In this exercise, print only the lines from the line with "Decode this image" to the last line of the data below, inclusive. Any pictures should be left out.

-- BEGIN Working data --

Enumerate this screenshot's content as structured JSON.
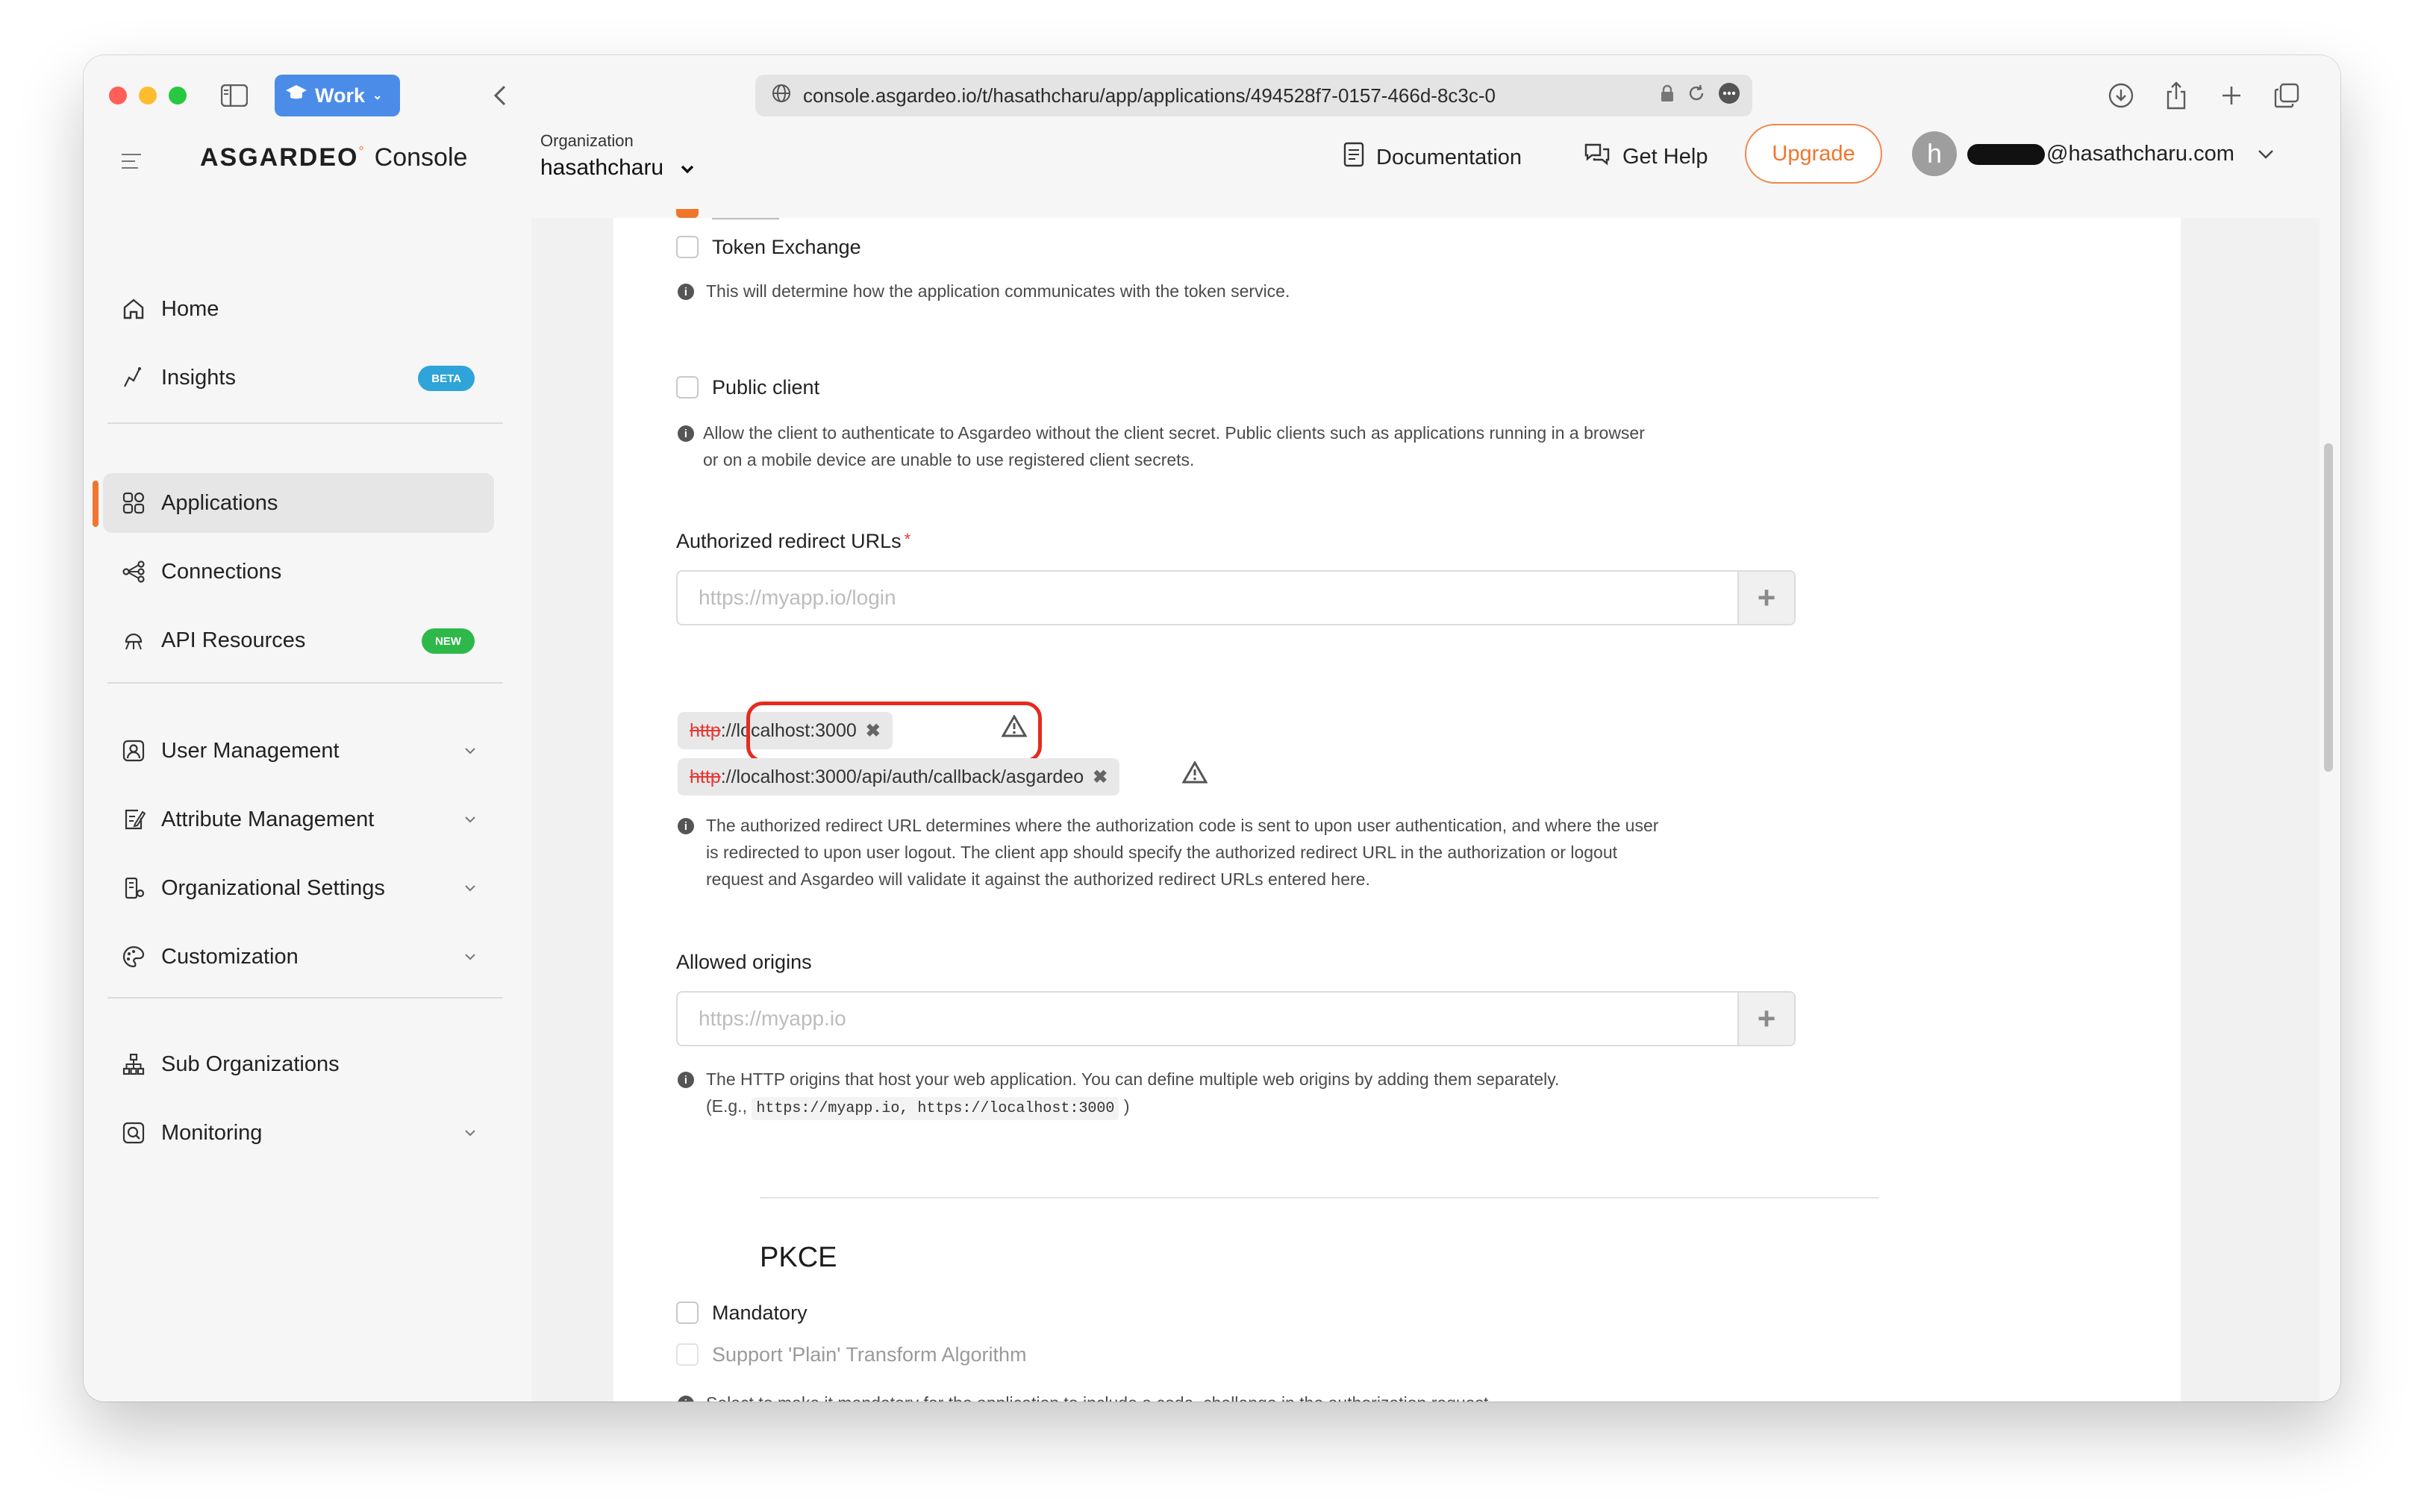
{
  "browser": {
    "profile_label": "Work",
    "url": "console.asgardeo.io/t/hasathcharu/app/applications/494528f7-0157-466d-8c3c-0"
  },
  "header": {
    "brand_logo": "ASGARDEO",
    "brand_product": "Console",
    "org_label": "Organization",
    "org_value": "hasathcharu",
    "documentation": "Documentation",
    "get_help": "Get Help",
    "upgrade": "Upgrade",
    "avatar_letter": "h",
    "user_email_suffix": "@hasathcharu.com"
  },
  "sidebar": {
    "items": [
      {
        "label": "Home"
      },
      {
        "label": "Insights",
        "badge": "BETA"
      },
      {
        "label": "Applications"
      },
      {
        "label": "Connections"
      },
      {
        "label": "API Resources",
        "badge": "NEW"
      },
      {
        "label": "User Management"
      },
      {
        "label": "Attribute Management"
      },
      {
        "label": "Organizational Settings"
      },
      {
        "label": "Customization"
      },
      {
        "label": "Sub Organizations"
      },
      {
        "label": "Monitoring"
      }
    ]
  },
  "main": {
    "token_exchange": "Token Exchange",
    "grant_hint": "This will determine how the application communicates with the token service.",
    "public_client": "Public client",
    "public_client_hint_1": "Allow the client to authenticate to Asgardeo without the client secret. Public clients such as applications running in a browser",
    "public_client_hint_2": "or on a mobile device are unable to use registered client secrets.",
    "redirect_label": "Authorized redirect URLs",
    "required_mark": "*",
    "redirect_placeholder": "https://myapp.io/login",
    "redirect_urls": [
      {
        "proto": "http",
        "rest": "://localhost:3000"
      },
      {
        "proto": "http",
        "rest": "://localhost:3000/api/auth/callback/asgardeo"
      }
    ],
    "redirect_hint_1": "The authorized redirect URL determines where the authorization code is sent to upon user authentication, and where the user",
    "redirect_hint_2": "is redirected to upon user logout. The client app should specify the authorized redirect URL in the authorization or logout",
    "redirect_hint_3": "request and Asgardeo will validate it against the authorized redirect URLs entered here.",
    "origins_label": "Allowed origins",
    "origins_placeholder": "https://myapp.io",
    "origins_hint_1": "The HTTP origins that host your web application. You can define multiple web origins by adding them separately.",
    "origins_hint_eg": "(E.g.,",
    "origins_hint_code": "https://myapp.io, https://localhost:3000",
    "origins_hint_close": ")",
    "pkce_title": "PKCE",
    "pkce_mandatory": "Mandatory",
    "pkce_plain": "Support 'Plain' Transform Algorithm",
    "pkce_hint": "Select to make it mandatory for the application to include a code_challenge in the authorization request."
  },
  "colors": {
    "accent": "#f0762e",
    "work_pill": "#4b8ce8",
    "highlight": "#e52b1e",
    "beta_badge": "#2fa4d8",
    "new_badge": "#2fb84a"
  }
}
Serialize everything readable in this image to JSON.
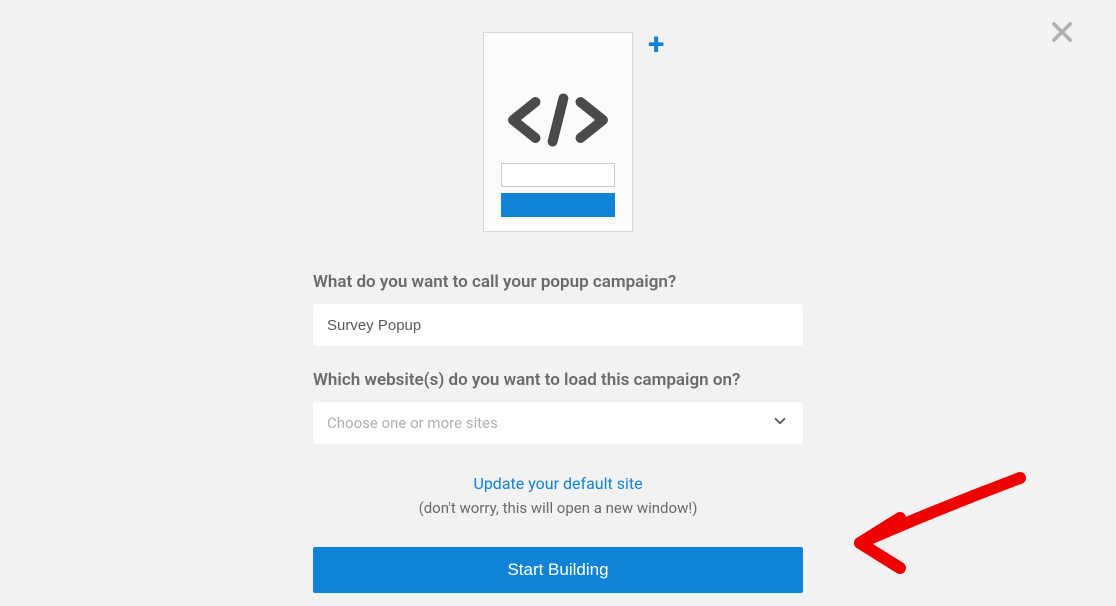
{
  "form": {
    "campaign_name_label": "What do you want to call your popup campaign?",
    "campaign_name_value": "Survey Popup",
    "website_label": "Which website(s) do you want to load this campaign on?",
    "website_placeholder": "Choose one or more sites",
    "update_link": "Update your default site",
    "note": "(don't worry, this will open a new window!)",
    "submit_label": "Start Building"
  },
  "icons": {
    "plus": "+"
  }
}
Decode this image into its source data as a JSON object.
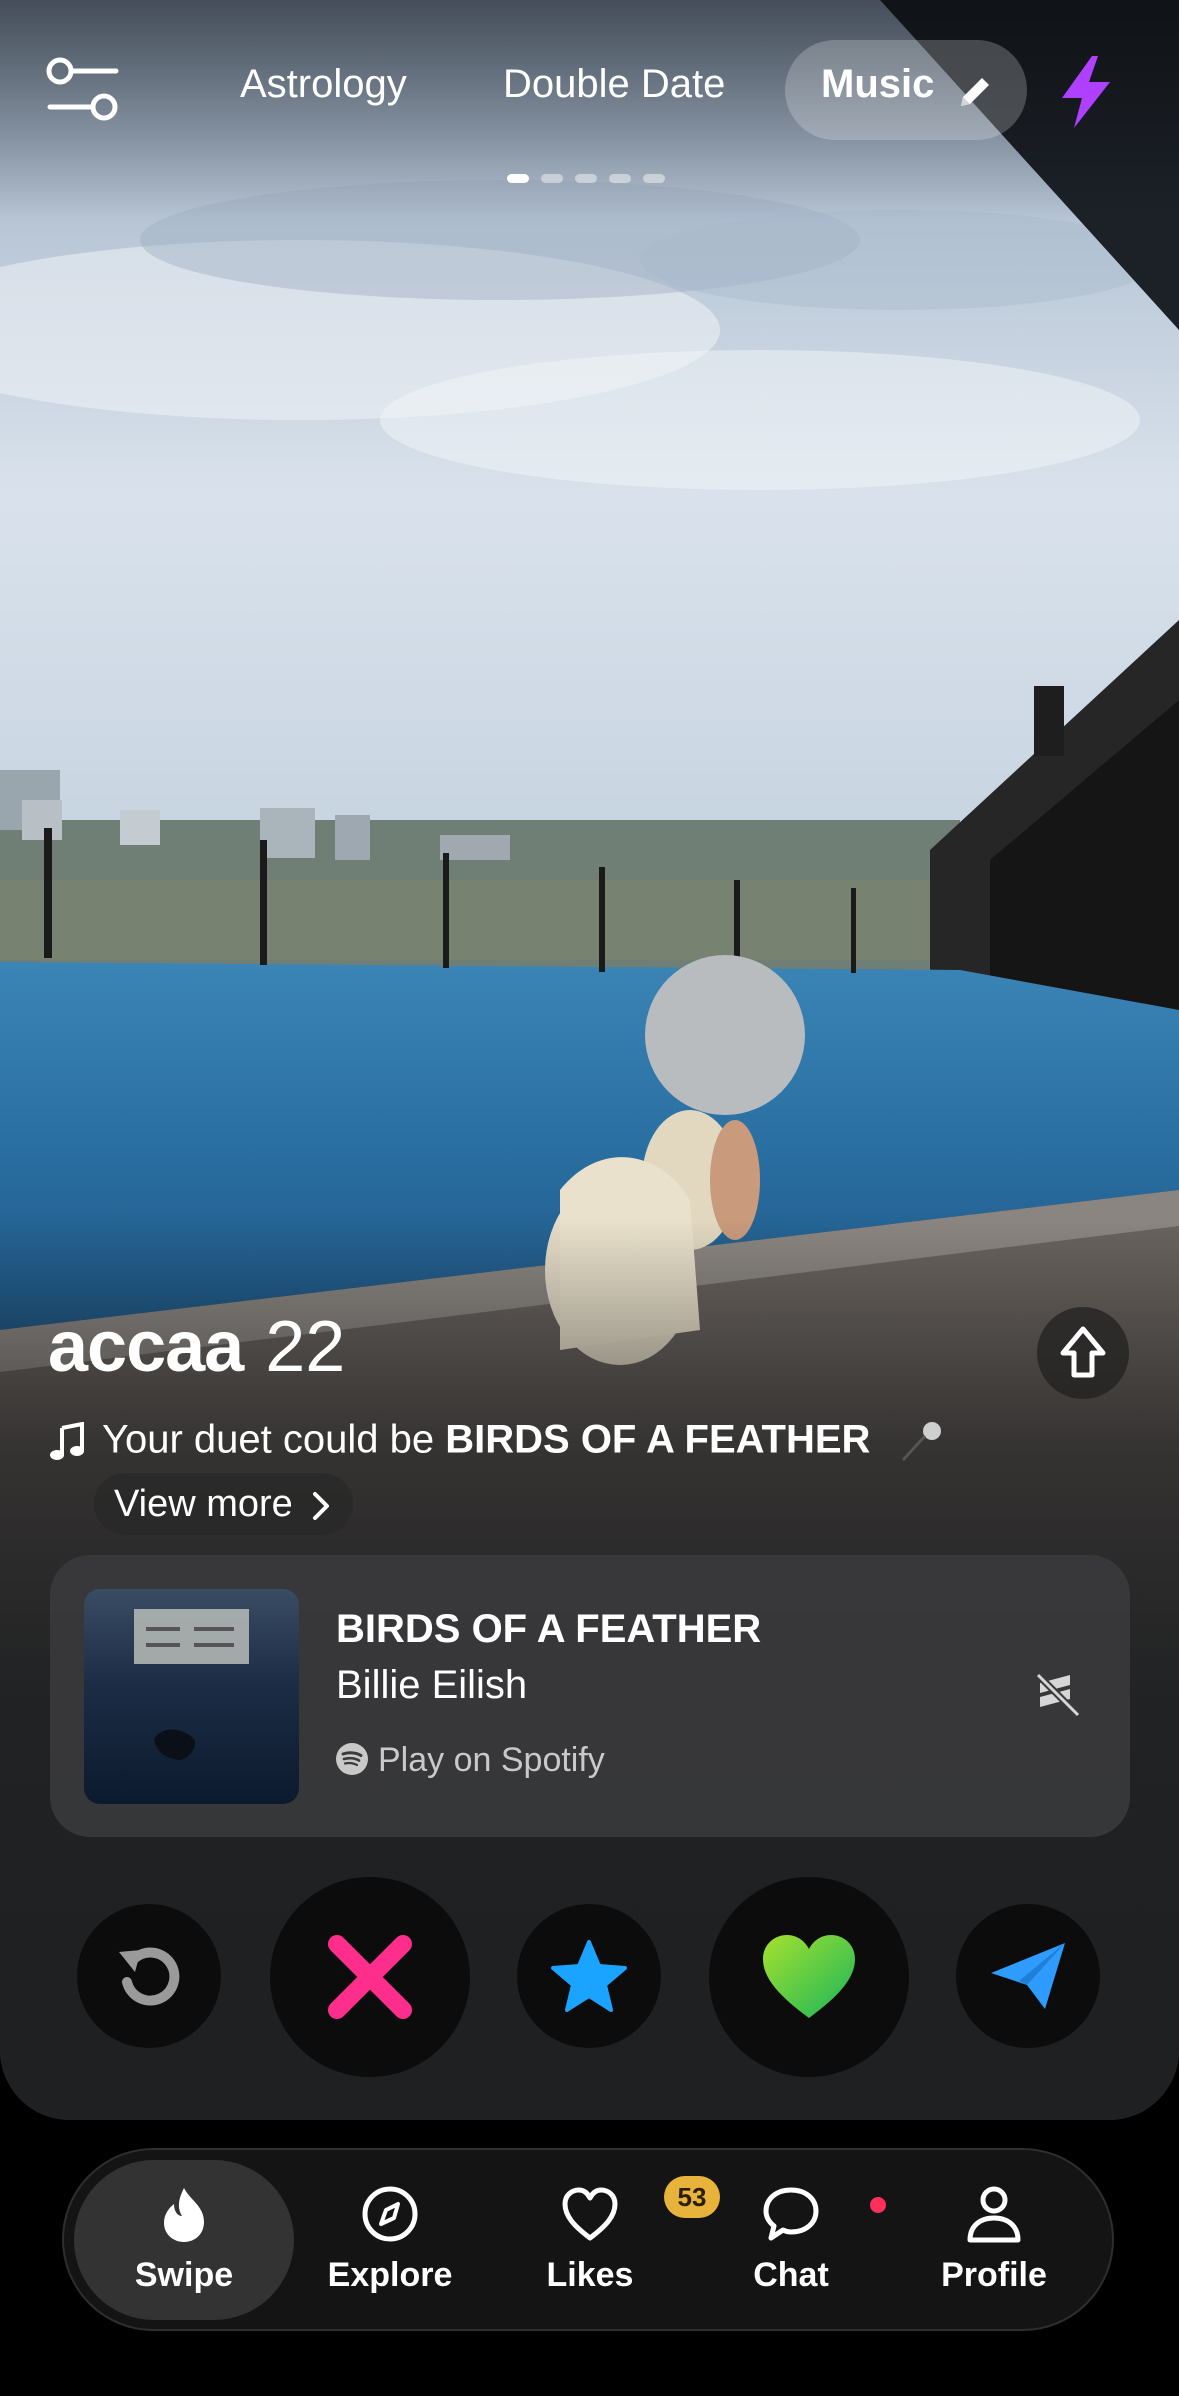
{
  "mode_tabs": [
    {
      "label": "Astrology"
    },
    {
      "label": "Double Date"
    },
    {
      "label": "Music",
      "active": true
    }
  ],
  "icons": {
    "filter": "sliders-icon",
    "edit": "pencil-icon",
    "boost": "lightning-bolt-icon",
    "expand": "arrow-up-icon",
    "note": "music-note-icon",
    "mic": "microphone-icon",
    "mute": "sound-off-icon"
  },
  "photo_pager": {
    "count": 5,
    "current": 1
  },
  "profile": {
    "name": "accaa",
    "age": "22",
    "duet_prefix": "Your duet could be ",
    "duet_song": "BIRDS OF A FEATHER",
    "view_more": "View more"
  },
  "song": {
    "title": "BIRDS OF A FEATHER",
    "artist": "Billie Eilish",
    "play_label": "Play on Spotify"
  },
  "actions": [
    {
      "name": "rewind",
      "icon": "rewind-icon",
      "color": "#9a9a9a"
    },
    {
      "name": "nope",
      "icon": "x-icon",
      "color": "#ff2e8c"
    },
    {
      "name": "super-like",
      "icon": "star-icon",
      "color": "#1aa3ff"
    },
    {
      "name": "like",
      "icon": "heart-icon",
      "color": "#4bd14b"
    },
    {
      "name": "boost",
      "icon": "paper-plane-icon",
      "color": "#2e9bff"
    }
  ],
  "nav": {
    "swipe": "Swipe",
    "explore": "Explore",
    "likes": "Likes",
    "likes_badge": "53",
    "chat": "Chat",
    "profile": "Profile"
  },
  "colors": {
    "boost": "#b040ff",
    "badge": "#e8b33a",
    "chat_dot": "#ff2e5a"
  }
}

-- END Working data --

**Problem solution:**
Decode this image into its source data as a JSON object.
{
  "mode_tabs": [
    {
      "label": "Astrology"
    },
    {
      "label": "Double Date"
    },
    {
      "label": "Music",
      "active": true
    }
  ],
  "icons": {
    "filter": "sliders-icon",
    "edit": "pencil-icon",
    "boost": "lightning-bolt-icon",
    "expand": "arrow-up-icon",
    "note": "music-note-icon",
    "mic": "microphone-icon",
    "mute": "sound-off-icon"
  },
  "photo_pager": {
    "count": 5,
    "current": 1
  },
  "profile": {
    "name": "accaa",
    "age": "22",
    "duet_prefix": "Your duet could be ",
    "duet_song": "BIRDS OF A FEATHER",
    "view_more": "View more"
  },
  "song": {
    "title": "BIRDS OF A FEATHER",
    "artist": "Billie Eilish",
    "play_label": "Play on Spotify"
  },
  "actions": [
    {
      "name": "rewind",
      "icon": "rewind-icon",
      "color": "#9a9a9a"
    },
    {
      "name": "nope",
      "icon": "x-icon",
      "color": "#ff2e8c"
    },
    {
      "name": "super-like",
      "icon": "star-icon",
      "color": "#1aa3ff"
    },
    {
      "name": "like",
      "icon": "heart-icon",
      "color": "#4bd14b"
    },
    {
      "name": "boost",
      "icon": "paper-plane-icon",
      "color": "#2e9bff"
    }
  ],
  "nav": {
    "swipe": "Swipe",
    "explore": "Explore",
    "likes": "Likes",
    "likes_badge": "53",
    "chat": "Chat",
    "profile": "Profile"
  },
  "colors": {
    "boost": "#b040ff",
    "badge": "#e8b33a",
    "chat_dot": "#ff2e5a"
  }
}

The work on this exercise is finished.